Source records
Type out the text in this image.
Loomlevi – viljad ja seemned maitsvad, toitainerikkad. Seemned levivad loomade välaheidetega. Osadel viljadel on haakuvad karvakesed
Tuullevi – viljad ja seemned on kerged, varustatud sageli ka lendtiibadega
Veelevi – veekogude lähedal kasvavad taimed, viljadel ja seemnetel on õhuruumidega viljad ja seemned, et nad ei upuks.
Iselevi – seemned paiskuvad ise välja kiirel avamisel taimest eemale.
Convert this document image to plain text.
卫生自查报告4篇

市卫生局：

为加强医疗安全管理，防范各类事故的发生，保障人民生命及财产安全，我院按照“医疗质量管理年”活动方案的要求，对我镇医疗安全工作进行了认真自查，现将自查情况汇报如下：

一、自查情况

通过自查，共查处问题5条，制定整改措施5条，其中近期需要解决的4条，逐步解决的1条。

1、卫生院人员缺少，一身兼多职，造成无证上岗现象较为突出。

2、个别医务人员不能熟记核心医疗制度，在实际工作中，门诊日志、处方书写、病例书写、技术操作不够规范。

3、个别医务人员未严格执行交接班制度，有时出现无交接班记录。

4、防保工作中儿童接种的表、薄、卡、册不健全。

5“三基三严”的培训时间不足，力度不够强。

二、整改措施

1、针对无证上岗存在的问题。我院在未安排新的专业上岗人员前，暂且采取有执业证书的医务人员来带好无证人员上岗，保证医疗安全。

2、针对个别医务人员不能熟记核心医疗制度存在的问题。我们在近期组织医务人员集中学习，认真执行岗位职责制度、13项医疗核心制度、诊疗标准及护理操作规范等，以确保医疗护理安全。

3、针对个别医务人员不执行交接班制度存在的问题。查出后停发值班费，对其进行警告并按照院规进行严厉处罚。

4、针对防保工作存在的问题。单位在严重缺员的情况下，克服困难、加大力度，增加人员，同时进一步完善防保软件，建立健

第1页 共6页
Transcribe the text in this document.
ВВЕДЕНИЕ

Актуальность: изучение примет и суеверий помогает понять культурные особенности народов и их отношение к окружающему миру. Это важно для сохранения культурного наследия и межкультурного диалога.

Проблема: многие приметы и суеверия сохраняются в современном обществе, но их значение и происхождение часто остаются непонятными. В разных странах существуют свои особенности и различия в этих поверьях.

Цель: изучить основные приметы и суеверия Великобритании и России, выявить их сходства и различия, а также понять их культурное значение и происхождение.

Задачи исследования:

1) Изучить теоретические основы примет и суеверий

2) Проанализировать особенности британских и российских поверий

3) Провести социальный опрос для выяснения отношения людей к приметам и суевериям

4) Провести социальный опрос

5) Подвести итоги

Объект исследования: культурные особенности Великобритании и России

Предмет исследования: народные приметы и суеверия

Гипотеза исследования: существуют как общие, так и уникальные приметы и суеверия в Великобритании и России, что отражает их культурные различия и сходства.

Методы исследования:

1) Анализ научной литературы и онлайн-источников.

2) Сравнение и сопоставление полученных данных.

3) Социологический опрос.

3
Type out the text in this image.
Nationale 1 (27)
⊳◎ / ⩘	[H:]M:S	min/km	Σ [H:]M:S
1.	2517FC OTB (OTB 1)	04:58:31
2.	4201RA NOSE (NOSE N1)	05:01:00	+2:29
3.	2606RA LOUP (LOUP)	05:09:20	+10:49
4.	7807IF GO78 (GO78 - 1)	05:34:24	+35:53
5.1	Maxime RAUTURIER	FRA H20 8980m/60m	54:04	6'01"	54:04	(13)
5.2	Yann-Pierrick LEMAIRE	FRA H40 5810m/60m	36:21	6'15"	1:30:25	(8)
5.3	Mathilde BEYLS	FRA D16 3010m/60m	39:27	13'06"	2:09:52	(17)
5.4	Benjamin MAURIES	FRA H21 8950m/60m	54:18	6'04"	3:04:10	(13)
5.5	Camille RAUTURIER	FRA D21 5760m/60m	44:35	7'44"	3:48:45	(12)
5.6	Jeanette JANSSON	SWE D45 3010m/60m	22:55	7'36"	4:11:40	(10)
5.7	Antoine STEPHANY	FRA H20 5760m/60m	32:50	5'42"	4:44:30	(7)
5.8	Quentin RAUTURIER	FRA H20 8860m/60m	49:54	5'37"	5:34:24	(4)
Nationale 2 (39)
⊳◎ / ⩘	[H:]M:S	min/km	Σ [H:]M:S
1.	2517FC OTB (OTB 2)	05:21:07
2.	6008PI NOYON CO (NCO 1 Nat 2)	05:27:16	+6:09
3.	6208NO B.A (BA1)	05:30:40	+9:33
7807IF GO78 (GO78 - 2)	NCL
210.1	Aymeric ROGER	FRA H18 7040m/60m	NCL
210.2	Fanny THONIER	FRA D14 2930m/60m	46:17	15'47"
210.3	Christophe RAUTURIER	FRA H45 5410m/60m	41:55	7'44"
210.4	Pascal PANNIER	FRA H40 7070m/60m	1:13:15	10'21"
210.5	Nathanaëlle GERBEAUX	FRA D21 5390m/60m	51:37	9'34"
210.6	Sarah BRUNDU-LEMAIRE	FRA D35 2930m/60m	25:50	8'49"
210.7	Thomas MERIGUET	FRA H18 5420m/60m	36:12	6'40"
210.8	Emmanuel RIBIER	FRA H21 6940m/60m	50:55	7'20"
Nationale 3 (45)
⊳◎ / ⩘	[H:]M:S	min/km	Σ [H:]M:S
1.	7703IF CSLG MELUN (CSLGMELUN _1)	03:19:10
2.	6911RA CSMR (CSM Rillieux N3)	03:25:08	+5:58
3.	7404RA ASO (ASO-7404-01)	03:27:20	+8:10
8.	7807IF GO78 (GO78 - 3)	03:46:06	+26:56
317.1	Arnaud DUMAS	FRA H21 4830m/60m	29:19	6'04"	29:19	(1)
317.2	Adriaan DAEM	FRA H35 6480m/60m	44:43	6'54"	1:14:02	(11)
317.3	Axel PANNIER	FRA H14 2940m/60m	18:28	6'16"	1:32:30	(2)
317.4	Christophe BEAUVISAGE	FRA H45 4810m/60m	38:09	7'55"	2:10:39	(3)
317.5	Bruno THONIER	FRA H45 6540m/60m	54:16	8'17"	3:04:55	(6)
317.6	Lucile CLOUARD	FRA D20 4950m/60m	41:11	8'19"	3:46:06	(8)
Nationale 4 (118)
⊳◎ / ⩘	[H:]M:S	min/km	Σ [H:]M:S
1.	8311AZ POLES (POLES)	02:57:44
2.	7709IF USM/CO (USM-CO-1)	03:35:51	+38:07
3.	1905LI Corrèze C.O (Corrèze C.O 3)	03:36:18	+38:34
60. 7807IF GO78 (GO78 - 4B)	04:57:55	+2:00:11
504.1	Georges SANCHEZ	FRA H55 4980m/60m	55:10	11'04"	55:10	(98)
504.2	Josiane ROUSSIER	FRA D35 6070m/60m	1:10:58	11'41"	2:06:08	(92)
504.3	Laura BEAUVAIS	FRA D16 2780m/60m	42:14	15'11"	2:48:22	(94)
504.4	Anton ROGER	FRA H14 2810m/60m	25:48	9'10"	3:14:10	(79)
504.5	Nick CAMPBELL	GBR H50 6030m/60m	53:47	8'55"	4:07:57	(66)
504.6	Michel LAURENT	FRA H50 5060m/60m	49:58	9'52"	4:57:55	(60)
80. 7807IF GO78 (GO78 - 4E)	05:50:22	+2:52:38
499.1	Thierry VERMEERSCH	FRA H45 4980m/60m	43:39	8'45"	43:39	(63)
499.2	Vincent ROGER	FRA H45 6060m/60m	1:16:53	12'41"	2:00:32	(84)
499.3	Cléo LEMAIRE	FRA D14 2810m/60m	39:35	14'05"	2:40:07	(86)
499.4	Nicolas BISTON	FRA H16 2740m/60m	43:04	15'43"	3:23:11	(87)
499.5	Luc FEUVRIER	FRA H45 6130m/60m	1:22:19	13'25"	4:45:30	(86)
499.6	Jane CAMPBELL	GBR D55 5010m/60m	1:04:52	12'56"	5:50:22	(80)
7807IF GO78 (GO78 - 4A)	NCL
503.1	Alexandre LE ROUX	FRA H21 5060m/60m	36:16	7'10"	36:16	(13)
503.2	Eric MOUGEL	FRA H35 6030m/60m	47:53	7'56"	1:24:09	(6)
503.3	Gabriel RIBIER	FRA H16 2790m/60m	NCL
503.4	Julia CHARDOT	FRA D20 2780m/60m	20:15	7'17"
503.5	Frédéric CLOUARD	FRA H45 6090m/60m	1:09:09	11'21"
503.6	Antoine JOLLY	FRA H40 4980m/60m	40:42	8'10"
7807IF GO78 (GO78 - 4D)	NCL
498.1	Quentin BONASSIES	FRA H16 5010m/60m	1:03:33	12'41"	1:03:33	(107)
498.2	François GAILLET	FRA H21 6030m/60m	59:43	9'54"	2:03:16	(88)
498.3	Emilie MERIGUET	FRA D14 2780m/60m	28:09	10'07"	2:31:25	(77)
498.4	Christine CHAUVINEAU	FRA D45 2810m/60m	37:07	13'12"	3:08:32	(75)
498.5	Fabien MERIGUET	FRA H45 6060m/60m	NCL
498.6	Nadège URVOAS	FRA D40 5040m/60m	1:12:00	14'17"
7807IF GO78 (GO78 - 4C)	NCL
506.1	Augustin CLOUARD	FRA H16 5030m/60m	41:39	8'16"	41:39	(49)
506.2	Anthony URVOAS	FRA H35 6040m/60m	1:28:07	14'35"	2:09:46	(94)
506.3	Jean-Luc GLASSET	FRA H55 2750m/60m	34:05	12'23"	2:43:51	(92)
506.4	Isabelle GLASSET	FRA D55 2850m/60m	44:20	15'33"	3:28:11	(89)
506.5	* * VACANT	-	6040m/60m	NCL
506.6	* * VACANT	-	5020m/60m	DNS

What you will do
Only the number is wanted: how many lines in the data include the string "особенности"?

Complete answer
4